Goal: Which lines hold the word "extension"? Copy each one.

Extracted data:

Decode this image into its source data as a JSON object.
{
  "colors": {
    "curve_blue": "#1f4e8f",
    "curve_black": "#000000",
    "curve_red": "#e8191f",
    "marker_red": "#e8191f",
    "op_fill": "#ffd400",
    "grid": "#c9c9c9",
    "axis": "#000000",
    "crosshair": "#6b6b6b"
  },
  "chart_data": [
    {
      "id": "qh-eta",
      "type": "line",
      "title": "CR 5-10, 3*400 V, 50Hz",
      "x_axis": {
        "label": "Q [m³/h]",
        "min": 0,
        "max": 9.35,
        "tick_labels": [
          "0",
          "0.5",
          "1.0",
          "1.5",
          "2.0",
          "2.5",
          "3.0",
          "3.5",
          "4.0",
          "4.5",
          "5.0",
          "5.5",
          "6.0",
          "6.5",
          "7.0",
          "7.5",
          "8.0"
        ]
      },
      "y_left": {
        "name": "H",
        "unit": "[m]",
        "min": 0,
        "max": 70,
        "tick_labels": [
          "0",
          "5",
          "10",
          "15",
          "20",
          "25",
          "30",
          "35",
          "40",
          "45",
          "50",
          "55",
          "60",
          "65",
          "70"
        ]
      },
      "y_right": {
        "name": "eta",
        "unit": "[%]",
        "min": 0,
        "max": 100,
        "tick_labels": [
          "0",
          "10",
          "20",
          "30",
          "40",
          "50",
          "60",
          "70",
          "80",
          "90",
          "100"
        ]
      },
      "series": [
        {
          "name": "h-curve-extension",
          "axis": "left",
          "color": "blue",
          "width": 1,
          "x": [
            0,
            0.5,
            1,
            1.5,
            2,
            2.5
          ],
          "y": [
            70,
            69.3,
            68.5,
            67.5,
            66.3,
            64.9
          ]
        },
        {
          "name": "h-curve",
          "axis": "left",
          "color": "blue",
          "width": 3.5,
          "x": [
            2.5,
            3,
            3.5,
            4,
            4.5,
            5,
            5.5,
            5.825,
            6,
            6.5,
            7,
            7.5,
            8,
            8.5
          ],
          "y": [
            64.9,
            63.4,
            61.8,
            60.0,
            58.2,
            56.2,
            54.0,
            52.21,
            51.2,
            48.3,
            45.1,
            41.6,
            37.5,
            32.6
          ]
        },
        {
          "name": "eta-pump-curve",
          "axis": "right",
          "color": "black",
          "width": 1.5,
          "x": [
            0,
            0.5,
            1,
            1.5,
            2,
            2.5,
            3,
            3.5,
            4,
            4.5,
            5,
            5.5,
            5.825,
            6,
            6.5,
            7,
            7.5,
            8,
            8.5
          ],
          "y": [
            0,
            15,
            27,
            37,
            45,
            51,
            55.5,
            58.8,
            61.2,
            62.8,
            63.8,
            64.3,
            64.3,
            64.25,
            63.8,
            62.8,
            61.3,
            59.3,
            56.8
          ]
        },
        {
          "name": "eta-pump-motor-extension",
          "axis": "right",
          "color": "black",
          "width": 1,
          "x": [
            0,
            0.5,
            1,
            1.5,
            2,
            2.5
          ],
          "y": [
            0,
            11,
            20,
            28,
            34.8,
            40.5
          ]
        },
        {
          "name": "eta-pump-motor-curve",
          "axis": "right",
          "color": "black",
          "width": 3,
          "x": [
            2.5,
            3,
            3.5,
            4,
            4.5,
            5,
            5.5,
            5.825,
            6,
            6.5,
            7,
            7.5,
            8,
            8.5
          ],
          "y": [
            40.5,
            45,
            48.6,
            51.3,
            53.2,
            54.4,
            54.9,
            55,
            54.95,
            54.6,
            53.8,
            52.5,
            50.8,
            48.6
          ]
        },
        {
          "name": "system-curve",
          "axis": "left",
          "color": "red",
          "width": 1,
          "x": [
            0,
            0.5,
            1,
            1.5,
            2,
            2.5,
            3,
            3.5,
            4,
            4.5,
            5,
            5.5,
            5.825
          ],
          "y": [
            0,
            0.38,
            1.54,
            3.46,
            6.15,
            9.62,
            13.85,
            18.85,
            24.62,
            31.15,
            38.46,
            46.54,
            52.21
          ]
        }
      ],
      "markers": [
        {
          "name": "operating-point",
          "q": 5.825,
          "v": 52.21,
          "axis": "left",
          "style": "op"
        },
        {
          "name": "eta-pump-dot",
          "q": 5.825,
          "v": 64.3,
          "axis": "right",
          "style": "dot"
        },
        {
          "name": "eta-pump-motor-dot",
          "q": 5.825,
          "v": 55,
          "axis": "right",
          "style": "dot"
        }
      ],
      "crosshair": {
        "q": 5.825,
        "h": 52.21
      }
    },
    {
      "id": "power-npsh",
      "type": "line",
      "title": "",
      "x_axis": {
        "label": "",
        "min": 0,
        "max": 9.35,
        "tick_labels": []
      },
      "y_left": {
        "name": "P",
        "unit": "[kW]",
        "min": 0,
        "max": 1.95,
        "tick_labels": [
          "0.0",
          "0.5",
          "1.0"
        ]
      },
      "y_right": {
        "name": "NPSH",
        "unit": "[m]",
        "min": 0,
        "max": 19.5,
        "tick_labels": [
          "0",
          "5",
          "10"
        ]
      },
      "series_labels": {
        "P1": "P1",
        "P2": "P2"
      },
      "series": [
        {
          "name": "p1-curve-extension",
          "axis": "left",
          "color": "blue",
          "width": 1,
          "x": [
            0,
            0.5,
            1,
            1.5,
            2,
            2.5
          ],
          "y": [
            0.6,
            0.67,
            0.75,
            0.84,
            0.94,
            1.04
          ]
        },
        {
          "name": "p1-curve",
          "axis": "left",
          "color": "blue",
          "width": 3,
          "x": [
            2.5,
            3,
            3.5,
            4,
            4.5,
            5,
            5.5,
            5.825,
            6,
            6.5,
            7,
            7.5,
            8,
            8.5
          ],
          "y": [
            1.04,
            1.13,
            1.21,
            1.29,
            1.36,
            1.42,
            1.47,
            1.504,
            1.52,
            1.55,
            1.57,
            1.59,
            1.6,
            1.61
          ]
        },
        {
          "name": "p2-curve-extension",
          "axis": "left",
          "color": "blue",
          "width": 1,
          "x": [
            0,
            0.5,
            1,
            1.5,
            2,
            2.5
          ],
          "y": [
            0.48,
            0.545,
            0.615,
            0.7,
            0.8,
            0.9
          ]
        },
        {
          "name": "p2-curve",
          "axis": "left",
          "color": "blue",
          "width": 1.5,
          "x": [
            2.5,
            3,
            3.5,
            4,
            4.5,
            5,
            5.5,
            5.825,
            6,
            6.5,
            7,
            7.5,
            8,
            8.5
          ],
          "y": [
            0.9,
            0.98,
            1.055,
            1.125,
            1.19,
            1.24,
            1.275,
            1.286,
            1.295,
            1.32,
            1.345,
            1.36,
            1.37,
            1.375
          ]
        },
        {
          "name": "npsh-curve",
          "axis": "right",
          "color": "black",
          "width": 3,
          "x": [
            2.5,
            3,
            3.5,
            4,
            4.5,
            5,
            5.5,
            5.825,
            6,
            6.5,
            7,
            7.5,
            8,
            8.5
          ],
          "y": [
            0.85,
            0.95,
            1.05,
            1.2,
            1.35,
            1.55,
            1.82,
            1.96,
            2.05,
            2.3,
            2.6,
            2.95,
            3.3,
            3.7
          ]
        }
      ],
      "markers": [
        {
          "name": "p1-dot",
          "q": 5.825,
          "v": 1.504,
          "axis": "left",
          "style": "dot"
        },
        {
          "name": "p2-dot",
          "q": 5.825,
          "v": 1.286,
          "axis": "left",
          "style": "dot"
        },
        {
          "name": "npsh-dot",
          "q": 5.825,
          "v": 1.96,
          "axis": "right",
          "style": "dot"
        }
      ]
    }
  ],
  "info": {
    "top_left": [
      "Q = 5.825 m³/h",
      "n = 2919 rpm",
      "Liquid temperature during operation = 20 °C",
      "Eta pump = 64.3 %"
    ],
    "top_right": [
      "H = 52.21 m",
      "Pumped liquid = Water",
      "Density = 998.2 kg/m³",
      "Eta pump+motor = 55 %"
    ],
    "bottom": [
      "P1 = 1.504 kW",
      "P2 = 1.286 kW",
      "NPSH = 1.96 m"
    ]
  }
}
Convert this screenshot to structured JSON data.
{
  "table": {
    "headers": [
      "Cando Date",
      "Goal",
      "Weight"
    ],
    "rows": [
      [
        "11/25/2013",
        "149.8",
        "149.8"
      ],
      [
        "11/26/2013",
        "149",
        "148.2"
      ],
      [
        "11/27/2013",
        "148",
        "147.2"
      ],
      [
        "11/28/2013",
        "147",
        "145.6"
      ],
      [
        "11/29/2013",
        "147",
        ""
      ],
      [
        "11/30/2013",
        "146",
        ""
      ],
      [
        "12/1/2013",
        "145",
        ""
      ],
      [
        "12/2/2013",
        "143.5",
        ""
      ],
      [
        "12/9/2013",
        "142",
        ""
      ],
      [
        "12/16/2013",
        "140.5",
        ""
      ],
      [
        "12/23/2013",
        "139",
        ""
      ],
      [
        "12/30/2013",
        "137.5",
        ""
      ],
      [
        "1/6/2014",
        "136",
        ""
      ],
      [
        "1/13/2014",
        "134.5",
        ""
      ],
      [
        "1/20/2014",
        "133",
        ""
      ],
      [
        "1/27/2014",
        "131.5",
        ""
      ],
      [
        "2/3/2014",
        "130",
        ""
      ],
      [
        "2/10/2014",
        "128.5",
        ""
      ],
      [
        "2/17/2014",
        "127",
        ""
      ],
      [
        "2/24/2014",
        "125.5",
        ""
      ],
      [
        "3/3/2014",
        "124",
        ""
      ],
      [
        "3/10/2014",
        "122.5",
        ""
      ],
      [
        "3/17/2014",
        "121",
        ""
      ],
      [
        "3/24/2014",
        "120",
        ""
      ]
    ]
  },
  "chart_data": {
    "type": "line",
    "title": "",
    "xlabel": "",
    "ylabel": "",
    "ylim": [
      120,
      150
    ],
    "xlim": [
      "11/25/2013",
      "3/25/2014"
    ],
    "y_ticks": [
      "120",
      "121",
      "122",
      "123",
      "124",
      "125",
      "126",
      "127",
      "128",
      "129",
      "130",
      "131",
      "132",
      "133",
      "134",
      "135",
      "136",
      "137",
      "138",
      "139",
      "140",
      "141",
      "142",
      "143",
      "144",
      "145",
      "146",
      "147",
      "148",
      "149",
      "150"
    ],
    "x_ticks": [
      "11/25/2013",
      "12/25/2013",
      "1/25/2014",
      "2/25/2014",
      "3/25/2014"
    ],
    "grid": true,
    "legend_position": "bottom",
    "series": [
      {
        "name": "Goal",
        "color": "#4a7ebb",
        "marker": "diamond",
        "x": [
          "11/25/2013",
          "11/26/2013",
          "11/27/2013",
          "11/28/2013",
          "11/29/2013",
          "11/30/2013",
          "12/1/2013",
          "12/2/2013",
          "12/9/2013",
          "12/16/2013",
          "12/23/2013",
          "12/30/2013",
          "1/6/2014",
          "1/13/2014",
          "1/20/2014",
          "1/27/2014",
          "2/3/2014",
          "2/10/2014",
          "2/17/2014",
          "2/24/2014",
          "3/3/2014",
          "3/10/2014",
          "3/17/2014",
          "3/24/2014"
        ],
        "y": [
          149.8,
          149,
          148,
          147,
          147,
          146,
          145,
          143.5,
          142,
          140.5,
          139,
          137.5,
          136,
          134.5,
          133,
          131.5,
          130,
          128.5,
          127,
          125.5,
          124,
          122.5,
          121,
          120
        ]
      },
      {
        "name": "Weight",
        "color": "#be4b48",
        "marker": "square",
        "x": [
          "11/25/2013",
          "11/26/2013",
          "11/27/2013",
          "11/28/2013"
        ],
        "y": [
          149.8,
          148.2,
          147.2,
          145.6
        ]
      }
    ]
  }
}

Task result:
          "name": "h-curve-extension",
          "name": "eta-pump-motor-extension",
          "name": "p1-curve-extension",
          "name": "p2-curve-extension",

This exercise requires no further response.